Word for word, print the entries that follow.

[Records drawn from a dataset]
________________________
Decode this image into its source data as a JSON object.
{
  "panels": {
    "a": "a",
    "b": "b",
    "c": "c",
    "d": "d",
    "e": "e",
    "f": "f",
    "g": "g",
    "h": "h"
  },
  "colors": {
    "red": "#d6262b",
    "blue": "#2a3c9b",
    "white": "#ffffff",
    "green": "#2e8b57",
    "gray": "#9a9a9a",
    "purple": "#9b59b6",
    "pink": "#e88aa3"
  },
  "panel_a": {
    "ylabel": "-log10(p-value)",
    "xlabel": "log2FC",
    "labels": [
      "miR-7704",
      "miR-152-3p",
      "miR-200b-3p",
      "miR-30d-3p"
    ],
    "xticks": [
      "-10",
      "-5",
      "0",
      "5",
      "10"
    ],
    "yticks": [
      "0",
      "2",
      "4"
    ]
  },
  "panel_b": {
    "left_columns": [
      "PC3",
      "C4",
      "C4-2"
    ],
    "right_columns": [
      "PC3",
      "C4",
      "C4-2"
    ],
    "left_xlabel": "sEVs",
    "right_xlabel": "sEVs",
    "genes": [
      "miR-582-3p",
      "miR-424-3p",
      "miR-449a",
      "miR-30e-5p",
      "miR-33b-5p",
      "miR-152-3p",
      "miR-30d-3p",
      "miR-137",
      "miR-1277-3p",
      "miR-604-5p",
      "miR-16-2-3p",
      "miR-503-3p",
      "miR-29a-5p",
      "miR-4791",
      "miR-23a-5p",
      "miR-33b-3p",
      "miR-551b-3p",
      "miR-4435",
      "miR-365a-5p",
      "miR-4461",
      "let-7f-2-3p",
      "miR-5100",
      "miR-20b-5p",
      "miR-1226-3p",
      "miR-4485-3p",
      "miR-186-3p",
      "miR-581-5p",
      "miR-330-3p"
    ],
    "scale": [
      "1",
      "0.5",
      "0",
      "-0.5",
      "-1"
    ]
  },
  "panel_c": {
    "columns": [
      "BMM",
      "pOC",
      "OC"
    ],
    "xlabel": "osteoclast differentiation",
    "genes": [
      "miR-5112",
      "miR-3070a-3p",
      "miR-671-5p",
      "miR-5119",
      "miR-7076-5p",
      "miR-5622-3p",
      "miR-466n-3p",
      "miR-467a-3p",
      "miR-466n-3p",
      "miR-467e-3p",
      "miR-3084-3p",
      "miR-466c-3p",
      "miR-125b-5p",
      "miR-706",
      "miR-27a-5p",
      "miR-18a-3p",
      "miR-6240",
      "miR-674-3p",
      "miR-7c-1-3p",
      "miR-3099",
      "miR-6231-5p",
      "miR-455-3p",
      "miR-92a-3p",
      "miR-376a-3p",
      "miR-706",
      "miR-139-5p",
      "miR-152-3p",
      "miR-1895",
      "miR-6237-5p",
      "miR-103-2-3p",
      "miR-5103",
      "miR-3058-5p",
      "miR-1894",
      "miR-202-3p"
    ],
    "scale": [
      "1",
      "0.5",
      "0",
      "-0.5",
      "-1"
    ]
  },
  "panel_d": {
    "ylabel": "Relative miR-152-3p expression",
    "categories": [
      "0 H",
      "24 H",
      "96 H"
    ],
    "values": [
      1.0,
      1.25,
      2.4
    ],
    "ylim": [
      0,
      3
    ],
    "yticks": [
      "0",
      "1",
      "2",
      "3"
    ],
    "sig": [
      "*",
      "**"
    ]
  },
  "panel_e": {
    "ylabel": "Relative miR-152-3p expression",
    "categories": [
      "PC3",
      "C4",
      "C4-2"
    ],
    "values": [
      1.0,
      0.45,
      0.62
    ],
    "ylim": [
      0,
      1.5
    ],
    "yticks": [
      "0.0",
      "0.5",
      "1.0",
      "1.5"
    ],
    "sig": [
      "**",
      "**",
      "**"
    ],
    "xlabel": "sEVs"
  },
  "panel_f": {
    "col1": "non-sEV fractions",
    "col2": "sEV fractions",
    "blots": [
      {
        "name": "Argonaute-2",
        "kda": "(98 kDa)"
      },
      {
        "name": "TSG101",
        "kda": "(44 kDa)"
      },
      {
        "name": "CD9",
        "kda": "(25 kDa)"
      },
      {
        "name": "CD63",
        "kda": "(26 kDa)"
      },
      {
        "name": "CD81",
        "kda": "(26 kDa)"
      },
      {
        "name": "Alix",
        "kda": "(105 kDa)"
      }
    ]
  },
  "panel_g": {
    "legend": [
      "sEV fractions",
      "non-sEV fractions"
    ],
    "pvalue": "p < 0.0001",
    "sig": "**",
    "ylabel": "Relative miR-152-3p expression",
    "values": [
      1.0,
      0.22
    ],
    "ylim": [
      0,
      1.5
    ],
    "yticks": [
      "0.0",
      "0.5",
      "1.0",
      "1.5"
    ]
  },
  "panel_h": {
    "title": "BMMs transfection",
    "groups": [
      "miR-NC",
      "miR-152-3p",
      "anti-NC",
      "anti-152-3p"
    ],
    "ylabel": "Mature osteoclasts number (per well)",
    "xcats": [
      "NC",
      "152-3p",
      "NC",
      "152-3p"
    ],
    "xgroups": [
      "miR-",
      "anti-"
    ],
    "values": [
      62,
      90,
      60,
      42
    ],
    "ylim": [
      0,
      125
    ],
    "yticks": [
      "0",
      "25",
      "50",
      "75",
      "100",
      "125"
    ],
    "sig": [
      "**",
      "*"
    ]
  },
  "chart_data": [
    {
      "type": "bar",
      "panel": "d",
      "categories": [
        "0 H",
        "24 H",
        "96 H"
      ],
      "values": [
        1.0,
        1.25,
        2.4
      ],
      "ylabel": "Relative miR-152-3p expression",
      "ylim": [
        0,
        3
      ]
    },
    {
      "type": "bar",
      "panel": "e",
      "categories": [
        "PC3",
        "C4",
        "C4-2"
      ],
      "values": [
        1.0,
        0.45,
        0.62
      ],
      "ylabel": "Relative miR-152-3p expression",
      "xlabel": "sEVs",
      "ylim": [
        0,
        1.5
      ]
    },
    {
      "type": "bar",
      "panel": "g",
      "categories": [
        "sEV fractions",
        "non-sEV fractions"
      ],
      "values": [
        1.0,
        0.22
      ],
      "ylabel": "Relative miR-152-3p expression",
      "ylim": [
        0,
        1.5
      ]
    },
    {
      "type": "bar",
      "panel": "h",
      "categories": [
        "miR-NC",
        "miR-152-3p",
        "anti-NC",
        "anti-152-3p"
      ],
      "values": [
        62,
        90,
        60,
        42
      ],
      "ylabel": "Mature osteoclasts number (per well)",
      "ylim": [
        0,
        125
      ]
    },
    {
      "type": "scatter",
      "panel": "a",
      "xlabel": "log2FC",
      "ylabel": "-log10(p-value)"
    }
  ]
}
________________________
| Your response |
Decode this image into its source data as a JSON object.
{
  "panels": {
    "a": "a",
    "b": "b",
    "c": "c",
    "d": "d",
    "e": "e",
    "f": "f",
    "g": "g",
    "h": "h"
  },
  "colors": {
    "red": "#d6262b",
    "blue": "#2a3c9b",
    "white": "#ffffff",
    "green": "#2e8b57",
    "gray": "#9a9a9a",
    "purple": "#9b59b6",
    "pink": "#e88aa3"
  },
  "panel_a": {
    "ylabel": "-log10(p-value)",
    "xlabel": "log2FC",
    "labels": [
      "miR-7704",
      "miR-152-3p",
      "miR-200b-3p",
      "miR-30d-3p"
    ],
    "xticks": [
      "-10",
      "-5",
      "0",
      "5",
      "10"
    ],
    "yticks": [
      "0",
      "2",
      "4"
    ]
  },
  "panel_b": {
    "left_columns": [
      "PC3",
      "C4",
      "C4-2"
    ],
    "right_columns": [
      "PC3",
      "C4",
      "C4-2"
    ],
    "left_xlabel": "sEVs",
    "right_xlabel": "sEVs",
    "genes": [
      "miR-582-3p",
      "miR-424-3p",
      "miR-449a",
      "miR-30e-5p",
      "miR-33b-5p",
      "miR-152-3p",
      "miR-30d-3p",
      "miR-137",
      "miR-1277-3p",
      "miR-604-5p",
      "miR-16-2-3p",
      "miR-503-3p",
      "miR-29a-5p",
      "miR-4791",
      "miR-23a-5p",
      "miR-33b-3p",
      "miR-551b-3p",
      "miR-4435",
      "miR-365a-5p",
      "miR-4461",
      "let-7f-2-3p",
      "miR-5100",
      "miR-20b-5p",
      "miR-1226-3p",
      "miR-4485-3p",
      "miR-186-3p",
      "miR-581-5p",
      "miR-330-3p"
    ],
    "scale": [
      "1",
      "0.5",
      "0",
      "-0.5",
      "-1"
    ]
  },
  "panel_c": {
    "columns": [
      "BMM",
      "pOC",
      "OC"
    ],
    "xlabel": "osteoclast differentiation",
    "genes": [
      "miR-5112",
      "miR-3070a-3p",
      "miR-671-5p",
      "miR-5119",
      "miR-7076-5p",
      "miR-5622-3p",
      "miR-466n-3p",
      "miR-467a-3p",
      "miR-466n-3p",
      "miR-467e-3p",
      "miR-3084-3p",
      "miR-466c-3p",
      "miR-125b-5p",
      "miR-706",
      "miR-27a-5p",
      "miR-18a-3p",
      "miR-6240",
      "miR-674-3p",
      "miR-7c-1-3p",
      "miR-3099",
      "miR-6231-5p",
      "miR-455-3p",
      "miR-92a-3p",
      "miR-376a-3p",
      "miR-706",
      "miR-139-5p",
      "miR-152-3p",
      "miR-1895",
      "miR-6237-5p",
      "miR-103-2-3p",
      "miR-5103",
      "miR-3058-5p",
      "miR-1894",
      "miR-202-3p"
    ],
    "scale": [
      "1",
      "0.5",
      "0",
      "-0.5",
      "-1"
    ]
  },
  "panel_d": {
    "ylabel": "Relative miR-152-3p expression",
    "categories": [
      "0 H",
      "24 H",
      "96 H"
    ],
    "values": [
      1.0,
      1.25,
      2.4
    ],
    "ylim": [
      0,
      3
    ],
    "yticks": [
      "0",
      "1",
      "2",
      "3"
    ],
    "sig": [
      "*",
      "**"
    ]
  },
  "panel_e": {
    "ylabel": "Relative miR-152-3p expression",
    "categories": [
      "PC3",
      "C4",
      "C4-2"
    ],
    "values": [
      1.0,
      0.45,
      0.62
    ],
    "ylim": [
      0,
      1.5
    ],
    "yticks": [
      "0.0",
      "0.5",
      "1.0",
      "1.5"
    ],
    "sig": [
      "**",
      "**",
      "**"
    ],
    "xlabel": "sEVs"
  },
  "panel_f": {
    "col1": "non-sEV fractions",
    "col2": "sEV fractions",
    "blots": [
      {
        "name": "Argonaute-2",
        "kda": "(98 kDa)"
      },
      {
        "name": "TSG101",
        "kda": "(44 kDa)"
      },
      {
        "name": "CD9",
        "kda": "(25 kDa)"
      },
      {
        "name": "CD63",
        "kda": "(26 kDa)"
      },
      {
        "name": "CD81",
        "kda": "(26 kDa)"
      },
      {
        "name": "Alix",
        "kda": "(105 kDa)"
      }
    ]
  },
  "panel_g": {
    "legend": [
      "sEV fractions",
      "non-sEV fractions"
    ],
    "pvalue": "p < 0.0001",
    "sig": "**",
    "ylabel": "Relative miR-152-3p expression",
    "values": [
      1.0,
      0.22
    ],
    "ylim": [
      0,
      1.5
    ],
    "yticks": [
      "0.0",
      "0.5",
      "1.0",
      "1.5"
    ]
  },
  "panel_h": {
    "title": "BMMs transfection",
    "groups": [
      "miR-NC",
      "miR-152-3p",
      "anti-NC",
      "anti-152-3p"
    ],
    "ylabel": "Mature osteoclasts number (per well)",
    "xcats": [
      "NC",
      "152-3p",
      "NC",
      "152-3p"
    ],
    "xgroups": [
      "miR-",
      "anti-"
    ],
    "values": [
      62,
      90,
      60,
      42
    ],
    "ylim": [
      0,
      125
    ],
    "yticks": [
      "0",
      "25",
      "50",
      "75",
      "100",
      "125"
    ],
    "sig": [
      "**",
      "*"
    ]
  },
  "chart_data": [
    {
      "type": "bar",
      "panel": "d",
      "categories": [
        "0 H",
        "24 H",
        "96 H"
      ],
      "values": [
        1.0,
        1.25,
        2.4
      ],
      "ylabel": "Relative miR-152-3p expression",
      "ylim": [
        0,
        3
      ]
    },
    {
      "type": "bar",
      "panel": "e",
      "categories": [
        "PC3",
        "C4",
        "C4-2"
      ],
      "values": [
        1.0,
        0.45,
        0.62
      ],
      "ylabel": "Relative miR-152-3p expression",
      "xlabel": "sEVs",
      "ylim": [
        0,
        1.5
      ]
    },
    {
      "type": "bar",
      "panel": "g",
      "categories": [
        "sEV fractions",
        "non-sEV fractions"
      ],
      "values": [
        1.0,
        0.22
      ],
      "ylabel": "Relative miR-152-3p expression",
      "ylim": [
        0,
        1.5
      ]
    },
    {
      "type": "bar",
      "panel": "h",
      "categories": [
        "miR-NC",
        "miR-152-3p",
        "anti-NC",
        "anti-152-3p"
      ],
      "values": [
        62,
        90,
        60,
        42
      ],
      "ylabel": "Mature osteoclasts number (per well)",
      "ylim": [
        0,
        125
      ]
    },
    {
      "type": "scatter",
      "panel": "a",
      "xlabel": "log2FC",
      "ylabel": "-log10(p-value)"
    }
  ]
}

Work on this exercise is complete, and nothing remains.